SET PROBLEM: Copy out every record below, word for word.

———

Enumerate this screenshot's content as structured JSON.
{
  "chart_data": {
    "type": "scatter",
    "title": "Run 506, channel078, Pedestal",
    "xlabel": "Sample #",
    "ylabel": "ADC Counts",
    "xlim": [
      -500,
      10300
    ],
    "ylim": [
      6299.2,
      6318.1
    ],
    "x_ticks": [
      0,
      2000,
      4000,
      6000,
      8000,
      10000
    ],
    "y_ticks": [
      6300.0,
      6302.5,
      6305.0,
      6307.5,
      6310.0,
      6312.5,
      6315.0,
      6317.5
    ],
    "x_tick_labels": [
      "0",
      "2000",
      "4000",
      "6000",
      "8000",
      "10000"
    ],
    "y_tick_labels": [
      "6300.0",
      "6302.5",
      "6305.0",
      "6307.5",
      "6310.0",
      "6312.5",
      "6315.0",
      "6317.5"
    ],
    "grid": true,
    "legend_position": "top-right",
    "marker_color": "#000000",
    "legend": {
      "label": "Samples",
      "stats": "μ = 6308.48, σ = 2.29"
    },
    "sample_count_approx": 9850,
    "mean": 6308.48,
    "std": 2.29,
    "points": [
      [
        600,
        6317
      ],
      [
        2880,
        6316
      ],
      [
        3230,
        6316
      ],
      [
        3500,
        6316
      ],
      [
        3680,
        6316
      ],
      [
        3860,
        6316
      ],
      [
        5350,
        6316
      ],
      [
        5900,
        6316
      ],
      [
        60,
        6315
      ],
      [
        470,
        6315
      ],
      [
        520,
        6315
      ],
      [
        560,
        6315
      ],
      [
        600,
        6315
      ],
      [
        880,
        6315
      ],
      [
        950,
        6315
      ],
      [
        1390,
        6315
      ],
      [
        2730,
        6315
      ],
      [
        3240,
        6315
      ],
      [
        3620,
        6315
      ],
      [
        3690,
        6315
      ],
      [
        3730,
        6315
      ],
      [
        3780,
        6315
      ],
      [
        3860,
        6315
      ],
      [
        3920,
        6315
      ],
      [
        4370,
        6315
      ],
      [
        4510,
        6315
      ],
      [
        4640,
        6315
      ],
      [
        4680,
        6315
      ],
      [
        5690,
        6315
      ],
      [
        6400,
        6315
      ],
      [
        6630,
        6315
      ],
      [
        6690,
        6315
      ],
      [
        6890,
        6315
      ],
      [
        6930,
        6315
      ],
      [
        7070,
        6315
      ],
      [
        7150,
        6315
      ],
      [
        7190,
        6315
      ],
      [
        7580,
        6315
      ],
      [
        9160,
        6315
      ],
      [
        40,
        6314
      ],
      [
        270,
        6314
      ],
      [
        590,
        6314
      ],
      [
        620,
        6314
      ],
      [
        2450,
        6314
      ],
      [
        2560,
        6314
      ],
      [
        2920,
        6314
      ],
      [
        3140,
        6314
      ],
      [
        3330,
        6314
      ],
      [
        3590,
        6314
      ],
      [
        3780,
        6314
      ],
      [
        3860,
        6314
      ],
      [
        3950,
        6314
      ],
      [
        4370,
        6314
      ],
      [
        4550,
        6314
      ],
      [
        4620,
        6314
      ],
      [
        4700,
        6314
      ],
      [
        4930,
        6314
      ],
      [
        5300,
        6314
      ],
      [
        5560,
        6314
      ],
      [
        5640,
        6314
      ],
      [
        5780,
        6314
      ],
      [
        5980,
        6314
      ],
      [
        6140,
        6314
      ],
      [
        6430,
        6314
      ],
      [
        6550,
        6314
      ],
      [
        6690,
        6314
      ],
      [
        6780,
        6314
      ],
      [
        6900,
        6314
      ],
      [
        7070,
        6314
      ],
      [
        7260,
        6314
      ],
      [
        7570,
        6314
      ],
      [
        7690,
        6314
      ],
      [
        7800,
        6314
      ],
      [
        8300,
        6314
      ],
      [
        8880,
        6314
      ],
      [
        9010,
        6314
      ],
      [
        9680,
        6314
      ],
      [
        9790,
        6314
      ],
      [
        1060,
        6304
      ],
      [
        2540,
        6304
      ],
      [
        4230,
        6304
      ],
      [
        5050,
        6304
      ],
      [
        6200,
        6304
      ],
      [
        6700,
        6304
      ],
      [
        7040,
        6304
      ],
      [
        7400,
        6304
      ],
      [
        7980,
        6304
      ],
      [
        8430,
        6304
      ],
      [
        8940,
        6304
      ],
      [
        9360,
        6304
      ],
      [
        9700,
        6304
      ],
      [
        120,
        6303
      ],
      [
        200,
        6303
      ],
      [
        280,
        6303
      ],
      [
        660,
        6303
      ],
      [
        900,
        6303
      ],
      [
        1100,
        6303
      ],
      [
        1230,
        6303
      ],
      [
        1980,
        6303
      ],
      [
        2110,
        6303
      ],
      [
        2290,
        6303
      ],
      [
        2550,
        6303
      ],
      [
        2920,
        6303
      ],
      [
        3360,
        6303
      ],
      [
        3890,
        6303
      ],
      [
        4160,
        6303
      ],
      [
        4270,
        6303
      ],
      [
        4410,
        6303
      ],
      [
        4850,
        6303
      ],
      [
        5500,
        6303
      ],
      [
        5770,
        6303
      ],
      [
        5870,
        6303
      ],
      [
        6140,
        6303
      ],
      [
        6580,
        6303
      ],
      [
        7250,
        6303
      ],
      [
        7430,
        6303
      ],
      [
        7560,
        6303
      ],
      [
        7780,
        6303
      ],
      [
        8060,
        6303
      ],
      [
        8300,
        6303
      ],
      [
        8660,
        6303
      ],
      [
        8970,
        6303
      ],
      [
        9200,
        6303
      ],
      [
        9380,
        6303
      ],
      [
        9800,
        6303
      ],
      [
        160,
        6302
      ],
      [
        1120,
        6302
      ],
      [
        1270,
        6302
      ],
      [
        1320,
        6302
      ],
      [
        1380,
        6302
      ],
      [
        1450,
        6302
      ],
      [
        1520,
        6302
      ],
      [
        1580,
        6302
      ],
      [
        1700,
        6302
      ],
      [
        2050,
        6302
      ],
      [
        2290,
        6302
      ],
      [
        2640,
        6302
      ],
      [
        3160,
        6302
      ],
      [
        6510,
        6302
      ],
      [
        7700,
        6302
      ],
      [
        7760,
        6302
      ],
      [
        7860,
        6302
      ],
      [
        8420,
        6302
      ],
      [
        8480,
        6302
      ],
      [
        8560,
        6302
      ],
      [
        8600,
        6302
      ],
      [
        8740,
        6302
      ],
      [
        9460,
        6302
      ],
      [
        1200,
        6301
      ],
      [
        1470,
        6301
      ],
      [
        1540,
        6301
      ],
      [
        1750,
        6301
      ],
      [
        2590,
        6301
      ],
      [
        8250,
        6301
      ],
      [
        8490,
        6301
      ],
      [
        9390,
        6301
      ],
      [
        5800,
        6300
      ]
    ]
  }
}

———

SOLUTION TO THE PROBLEM:
Enumerate this screenshot's content as structured JSON.
{
  "chart_data": {
    "type": "scatter",
    "title": "Run 506, channel078, Pedestal",
    "xlabel": "Sample #",
    "ylabel": "ADC Counts",
    "xlim": [
      -500,
      10300
    ],
    "ylim": [
      6299.2,
      6318.1
    ],
    "x_ticks": [
      0,
      2000,
      4000,
      6000,
      8000,
      10000
    ],
    "y_ticks": [
      6300.0,
      6302.5,
      6305.0,
      6307.5,
      6310.0,
      6312.5,
      6315.0,
      6317.5
    ],
    "x_tick_labels": [
      "0",
      "2000",
      "4000",
      "6000",
      "8000",
      "10000"
    ],
    "y_tick_labels": [
      "6300.0",
      "6302.5",
      "6305.0",
      "6307.5",
      "6310.0",
      "6312.5",
      "6315.0",
      "6317.5"
    ],
    "grid": true,
    "legend_position": "top-right",
    "marker_color": "#000000",
    "legend": {
      "label": "Samples",
      "stats": "μ = 6308.48, σ = 2.29"
    },
    "sample_count_approx": 9850,
    "mean": 6308.48,
    "std": 2.29,
    "points": [
      [
        600,
        6317
      ],
      [
        2880,
        6316
      ],
      [
        3230,
        6316
      ],
      [
        3500,
        6316
      ],
      [
        3680,
        6316
      ],
      [
        3860,
        6316
      ],
      [
        5350,
        6316
      ],
      [
        5900,
        6316
      ],
      [
        60,
        6315
      ],
      [
        470,
        6315
      ],
      [
        520,
        6315
      ],
      [
        560,
        6315
      ],
      [
        600,
        6315
      ],
      [
        880,
        6315
      ],
      [
        950,
        6315
      ],
      [
        1390,
        6315
      ],
      [
        2730,
        6315
      ],
      [
        3240,
        6315
      ],
      [
        3620,
        6315
      ],
      [
        3690,
        6315
      ],
      [
        3730,
        6315
      ],
      [
        3780,
        6315
      ],
      [
        3860,
        6315
      ],
      [
        3920,
        6315
      ],
      [
        4370,
        6315
      ],
      [
        4510,
        6315
      ],
      [
        4640,
        6315
      ],
      [
        4680,
        6315
      ],
      [
        5690,
        6315
      ],
      [
        6400,
        6315
      ],
      [
        6630,
        6315
      ],
      [
        6690,
        6315
      ],
      [
        6890,
        6315
      ],
      [
        6930,
        6315
      ],
      [
        7070,
        6315
      ],
      [
        7150,
        6315
      ],
      [
        7190,
        6315
      ],
      [
        7580,
        6315
      ],
      [
        9160,
        6315
      ],
      [
        40,
        6314
      ],
      [
        270,
        6314
      ],
      [
        590,
        6314
      ],
      [
        620,
        6314
      ],
      [
        2450,
        6314
      ],
      [
        2560,
        6314
      ],
      [
        2920,
        6314
      ],
      [
        3140,
        6314
      ],
      [
        3330,
        6314
      ],
      [
        3590,
        6314
      ],
      [
        3780,
        6314
      ],
      [
        3860,
        6314
      ],
      [
        3950,
        6314
      ],
      [
        4370,
        6314
      ],
      [
        4550,
        6314
      ],
      [
        4620,
        6314
      ],
      [
        4700,
        6314
      ],
      [
        4930,
        6314
      ],
      [
        5300,
        6314
      ],
      [
        5560,
        6314
      ],
      [
        5640,
        6314
      ],
      [
        5780,
        6314
      ],
      [
        5980,
        6314
      ],
      [
        6140,
        6314
      ],
      [
        6430,
        6314
      ],
      [
        6550,
        6314
      ],
      [
        6690,
        6314
      ],
      [
        6780,
        6314
      ],
      [
        6900,
        6314
      ],
      [
        7070,
        6314
      ],
      [
        7260,
        6314
      ],
      [
        7570,
        6314
      ],
      [
        7690,
        6314
      ],
      [
        7800,
        6314
      ],
      [
        8300,
        6314
      ],
      [
        8880,
        6314
      ],
      [
        9010,
        6314
      ],
      [
        9680,
        6314
      ],
      [
        9790,
        6314
      ],
      [
        1060,
        6304
      ],
      [
        2540,
        6304
      ],
      [
        4230,
        6304
      ],
      [
        5050,
        6304
      ],
      [
        6200,
        6304
      ],
      [
        6700,
        6304
      ],
      [
        7040,
        6304
      ],
      [
        7400,
        6304
      ],
      [
        7980,
        6304
      ],
      [
        8430,
        6304
      ],
      [
        8940,
        6304
      ],
      [
        9360,
        6304
      ],
      [
        9700,
        6304
      ],
      [
        120,
        6303
      ],
      [
        200,
        6303
      ],
      [
        280,
        6303
      ],
      [
        660,
        6303
      ],
      [
        900,
        6303
      ],
      [
        1100,
        6303
      ],
      [
        1230,
        6303
      ],
      [
        1980,
        6303
      ],
      [
        2110,
        6303
      ],
      [
        2290,
        6303
      ],
      [
        2550,
        6303
      ],
      [
        2920,
        6303
      ],
      [
        3360,
        6303
      ],
      [
        3890,
        6303
      ],
      [
        4160,
        6303
      ],
      [
        4270,
        6303
      ],
      [
        4410,
        6303
      ],
      [
        4850,
        6303
      ],
      [
        5500,
        6303
      ],
      [
        5770,
        6303
      ],
      [
        5870,
        6303
      ],
      [
        6140,
        6303
      ],
      [
        6580,
        6303
      ],
      [
        7250,
        6303
      ],
      [
        7430,
        6303
      ],
      [
        7560,
        6303
      ],
      [
        7780,
        6303
      ],
      [
        8060,
        6303
      ],
      [
        8300,
        6303
      ],
      [
        8660,
        6303
      ],
      [
        8970,
        6303
      ],
      [
        9200,
        6303
      ],
      [
        9380,
        6303
      ],
      [
        9800,
        6303
      ],
      [
        160,
        6302
      ],
      [
        1120,
        6302
      ],
      [
        1270,
        6302
      ],
      [
        1320,
        6302
      ],
      [
        1380,
        6302
      ],
      [
        1450,
        6302
      ],
      [
        1520,
        6302
      ],
      [
        1580,
        6302
      ],
      [
        1700,
        6302
      ],
      [
        2050,
        6302
      ],
      [
        2290,
        6302
      ],
      [
        2640,
        6302
      ],
      [
        3160,
        6302
      ],
      [
        6510,
        6302
      ],
      [
        7700,
        6302
      ],
      [
        7760,
        6302
      ],
      [
        7860,
        6302
      ],
      [
        8420,
        6302
      ],
      [
        8480,
        6302
      ],
      [
        8560,
        6302
      ],
      [
        8600,
        6302
      ],
      [
        8740,
        6302
      ],
      [
        9460,
        6302
      ],
      [
        1200,
        6301
      ],
      [
        1470,
        6301
      ],
      [
        1540,
        6301
      ],
      [
        1750,
        6301
      ],
      [
        2590,
        6301
      ],
      [
        8250,
        6301
      ],
      [
        8490,
        6301
      ],
      [
        9390,
        6301
      ],
      [
        5800,
        6300
      ]
    ]
  }
}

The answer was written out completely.